* [What you will do] Report the count of lines below that include "JSON", without any other text.

Data tied to figure images:
>> begin
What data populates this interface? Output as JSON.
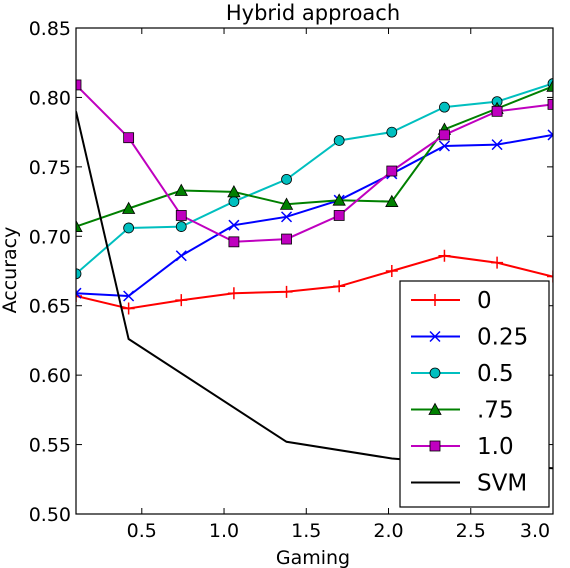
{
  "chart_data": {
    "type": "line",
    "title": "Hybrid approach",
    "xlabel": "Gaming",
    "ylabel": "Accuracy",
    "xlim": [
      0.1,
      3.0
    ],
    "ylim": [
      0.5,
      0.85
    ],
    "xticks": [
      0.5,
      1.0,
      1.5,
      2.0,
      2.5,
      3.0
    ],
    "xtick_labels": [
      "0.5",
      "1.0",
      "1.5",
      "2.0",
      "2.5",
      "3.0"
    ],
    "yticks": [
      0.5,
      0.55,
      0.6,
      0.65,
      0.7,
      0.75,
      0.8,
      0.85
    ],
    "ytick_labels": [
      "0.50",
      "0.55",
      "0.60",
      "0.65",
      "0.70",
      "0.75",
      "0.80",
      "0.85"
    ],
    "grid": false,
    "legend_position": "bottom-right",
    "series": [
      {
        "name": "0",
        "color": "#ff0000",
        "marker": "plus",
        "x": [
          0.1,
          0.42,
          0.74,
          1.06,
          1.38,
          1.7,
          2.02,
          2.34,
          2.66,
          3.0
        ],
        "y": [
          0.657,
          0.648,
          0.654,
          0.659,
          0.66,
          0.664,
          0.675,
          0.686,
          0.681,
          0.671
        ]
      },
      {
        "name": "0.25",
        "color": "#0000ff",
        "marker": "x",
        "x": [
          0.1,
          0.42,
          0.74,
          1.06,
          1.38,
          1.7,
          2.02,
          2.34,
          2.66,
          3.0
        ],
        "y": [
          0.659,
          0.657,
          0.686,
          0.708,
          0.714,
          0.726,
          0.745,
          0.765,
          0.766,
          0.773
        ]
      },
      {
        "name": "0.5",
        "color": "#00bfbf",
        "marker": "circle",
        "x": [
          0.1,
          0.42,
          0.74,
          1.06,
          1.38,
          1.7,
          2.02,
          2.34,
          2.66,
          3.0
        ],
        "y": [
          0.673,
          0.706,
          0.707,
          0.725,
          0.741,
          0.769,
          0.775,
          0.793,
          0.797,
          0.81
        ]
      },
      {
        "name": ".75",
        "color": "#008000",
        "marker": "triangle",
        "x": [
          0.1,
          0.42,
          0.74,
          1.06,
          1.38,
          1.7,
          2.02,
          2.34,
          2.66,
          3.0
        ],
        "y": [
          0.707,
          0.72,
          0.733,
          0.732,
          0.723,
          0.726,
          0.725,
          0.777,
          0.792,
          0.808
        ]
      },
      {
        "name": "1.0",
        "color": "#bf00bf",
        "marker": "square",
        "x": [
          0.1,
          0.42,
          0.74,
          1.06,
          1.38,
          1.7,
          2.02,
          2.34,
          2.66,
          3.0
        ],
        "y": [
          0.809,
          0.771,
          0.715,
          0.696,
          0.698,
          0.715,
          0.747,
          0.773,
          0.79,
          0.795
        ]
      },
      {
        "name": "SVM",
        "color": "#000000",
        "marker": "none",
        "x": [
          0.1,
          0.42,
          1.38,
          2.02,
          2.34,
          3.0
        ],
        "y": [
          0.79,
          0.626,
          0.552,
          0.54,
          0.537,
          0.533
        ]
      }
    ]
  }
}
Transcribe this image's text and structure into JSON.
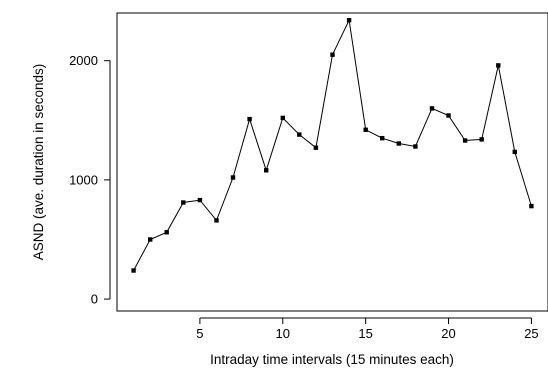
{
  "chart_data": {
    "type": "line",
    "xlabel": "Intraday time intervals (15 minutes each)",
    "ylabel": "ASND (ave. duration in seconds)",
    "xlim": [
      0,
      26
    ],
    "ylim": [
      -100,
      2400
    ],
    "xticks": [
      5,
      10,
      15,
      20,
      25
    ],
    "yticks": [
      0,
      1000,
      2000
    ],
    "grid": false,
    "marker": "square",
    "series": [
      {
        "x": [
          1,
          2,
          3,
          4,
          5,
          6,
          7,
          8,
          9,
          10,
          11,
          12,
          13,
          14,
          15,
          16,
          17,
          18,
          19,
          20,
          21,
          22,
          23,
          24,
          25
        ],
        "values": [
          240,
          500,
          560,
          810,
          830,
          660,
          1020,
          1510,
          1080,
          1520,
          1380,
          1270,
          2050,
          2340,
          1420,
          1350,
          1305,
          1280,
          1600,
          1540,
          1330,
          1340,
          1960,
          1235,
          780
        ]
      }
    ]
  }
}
>> end
* [Answer] 2